_Data to process_
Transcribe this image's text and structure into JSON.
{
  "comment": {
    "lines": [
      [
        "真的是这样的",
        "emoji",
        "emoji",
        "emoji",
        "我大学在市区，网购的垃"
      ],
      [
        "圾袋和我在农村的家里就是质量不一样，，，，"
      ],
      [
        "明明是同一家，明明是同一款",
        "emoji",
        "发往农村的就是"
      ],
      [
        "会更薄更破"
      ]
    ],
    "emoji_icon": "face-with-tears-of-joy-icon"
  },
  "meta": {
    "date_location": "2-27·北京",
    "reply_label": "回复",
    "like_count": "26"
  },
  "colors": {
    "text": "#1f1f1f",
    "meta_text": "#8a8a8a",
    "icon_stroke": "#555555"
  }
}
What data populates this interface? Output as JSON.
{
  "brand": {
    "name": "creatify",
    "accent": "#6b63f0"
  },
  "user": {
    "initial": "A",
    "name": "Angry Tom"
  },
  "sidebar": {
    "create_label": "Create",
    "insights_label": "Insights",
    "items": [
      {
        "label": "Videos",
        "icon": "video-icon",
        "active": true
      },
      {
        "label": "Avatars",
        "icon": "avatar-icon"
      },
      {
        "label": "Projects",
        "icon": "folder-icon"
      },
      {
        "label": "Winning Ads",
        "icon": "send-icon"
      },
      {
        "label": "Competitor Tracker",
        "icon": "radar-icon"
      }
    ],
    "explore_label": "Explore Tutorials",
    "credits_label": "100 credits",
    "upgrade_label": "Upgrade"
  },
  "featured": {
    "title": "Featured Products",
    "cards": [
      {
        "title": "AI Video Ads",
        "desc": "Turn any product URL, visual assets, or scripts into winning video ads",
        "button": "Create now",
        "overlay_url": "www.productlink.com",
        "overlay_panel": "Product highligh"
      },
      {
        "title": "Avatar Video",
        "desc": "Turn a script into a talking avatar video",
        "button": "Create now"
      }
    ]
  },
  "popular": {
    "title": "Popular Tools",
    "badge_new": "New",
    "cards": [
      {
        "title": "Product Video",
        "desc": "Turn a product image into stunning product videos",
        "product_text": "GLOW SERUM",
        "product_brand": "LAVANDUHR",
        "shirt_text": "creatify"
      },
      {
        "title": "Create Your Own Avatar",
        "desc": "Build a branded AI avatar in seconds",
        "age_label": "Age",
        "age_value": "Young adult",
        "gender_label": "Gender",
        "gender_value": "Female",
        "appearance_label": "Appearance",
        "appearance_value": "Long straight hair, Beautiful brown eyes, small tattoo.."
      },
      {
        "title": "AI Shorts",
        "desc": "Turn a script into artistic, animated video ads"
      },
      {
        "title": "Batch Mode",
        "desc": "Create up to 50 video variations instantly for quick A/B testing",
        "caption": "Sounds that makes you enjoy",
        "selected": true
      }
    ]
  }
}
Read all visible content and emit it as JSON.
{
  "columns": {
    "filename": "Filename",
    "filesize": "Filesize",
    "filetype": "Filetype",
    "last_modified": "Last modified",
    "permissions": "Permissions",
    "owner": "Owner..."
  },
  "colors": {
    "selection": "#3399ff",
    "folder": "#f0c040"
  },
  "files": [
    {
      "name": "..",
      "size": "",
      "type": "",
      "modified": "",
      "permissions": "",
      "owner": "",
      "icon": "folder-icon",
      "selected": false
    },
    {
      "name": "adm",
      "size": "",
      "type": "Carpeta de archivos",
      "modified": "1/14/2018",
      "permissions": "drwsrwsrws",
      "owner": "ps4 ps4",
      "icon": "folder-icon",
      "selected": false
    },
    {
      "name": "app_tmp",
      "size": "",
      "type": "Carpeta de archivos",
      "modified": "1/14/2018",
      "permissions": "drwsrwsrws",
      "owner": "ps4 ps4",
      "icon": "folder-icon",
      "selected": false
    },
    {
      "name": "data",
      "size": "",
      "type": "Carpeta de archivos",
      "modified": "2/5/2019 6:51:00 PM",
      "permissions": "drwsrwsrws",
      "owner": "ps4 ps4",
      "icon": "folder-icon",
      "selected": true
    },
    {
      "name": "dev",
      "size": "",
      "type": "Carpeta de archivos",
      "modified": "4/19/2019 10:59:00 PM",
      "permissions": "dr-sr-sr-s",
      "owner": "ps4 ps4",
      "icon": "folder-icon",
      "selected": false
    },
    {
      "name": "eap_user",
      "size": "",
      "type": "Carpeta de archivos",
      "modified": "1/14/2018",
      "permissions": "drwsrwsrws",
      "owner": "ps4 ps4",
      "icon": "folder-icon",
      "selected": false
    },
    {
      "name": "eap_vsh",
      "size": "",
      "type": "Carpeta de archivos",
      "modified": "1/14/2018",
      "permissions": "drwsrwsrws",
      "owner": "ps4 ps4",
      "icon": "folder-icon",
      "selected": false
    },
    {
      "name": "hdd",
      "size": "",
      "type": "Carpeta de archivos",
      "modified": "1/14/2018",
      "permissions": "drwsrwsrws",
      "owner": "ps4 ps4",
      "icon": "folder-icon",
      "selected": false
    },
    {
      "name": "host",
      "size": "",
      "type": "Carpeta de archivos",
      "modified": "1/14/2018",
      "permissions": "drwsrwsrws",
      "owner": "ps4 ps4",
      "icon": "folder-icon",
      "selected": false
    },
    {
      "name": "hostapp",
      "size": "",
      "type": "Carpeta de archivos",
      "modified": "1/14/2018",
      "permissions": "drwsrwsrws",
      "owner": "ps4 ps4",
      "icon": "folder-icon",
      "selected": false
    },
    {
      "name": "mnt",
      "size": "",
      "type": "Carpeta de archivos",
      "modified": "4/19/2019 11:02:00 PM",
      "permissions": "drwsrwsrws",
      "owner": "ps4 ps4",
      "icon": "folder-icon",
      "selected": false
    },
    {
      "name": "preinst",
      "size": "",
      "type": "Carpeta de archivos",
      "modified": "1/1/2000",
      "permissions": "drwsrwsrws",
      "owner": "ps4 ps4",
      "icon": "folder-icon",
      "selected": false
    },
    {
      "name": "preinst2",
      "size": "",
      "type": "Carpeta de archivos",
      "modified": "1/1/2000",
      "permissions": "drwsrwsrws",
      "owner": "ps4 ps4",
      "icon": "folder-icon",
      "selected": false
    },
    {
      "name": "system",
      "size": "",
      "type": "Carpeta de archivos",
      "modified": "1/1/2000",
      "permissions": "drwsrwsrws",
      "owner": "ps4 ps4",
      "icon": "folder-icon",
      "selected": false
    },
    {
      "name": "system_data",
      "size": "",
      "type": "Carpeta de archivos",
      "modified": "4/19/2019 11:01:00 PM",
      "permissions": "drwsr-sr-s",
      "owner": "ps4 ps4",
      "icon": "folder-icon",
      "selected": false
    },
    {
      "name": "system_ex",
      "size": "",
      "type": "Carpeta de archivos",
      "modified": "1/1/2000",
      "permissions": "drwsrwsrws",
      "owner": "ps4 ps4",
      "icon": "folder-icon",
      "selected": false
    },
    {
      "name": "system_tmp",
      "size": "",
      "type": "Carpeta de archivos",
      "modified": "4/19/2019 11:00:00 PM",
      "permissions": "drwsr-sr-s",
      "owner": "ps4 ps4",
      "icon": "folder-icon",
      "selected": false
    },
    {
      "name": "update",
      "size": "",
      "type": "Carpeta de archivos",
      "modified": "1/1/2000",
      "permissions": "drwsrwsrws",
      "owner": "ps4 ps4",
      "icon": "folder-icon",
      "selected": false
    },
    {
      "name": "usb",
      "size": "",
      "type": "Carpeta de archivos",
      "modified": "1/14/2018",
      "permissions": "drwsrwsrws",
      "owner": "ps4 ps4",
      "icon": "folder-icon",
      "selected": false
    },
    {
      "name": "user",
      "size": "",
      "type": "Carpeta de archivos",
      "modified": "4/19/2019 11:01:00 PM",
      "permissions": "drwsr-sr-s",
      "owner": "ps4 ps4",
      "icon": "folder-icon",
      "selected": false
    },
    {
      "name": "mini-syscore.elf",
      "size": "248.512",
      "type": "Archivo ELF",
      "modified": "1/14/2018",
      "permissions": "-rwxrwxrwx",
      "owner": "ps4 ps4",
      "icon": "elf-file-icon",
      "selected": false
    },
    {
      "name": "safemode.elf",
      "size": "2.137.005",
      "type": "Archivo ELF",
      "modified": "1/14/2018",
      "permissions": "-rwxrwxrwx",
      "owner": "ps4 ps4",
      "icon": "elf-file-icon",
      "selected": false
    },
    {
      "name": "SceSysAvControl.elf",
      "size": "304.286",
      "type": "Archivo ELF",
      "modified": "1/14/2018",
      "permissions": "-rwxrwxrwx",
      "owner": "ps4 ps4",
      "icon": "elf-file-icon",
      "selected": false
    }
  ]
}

_Work instructions_
Using the listing, copy every line where the word "true" shows up.

_Output of the exercise_
        "active": true
        "selected": true
      "selected": true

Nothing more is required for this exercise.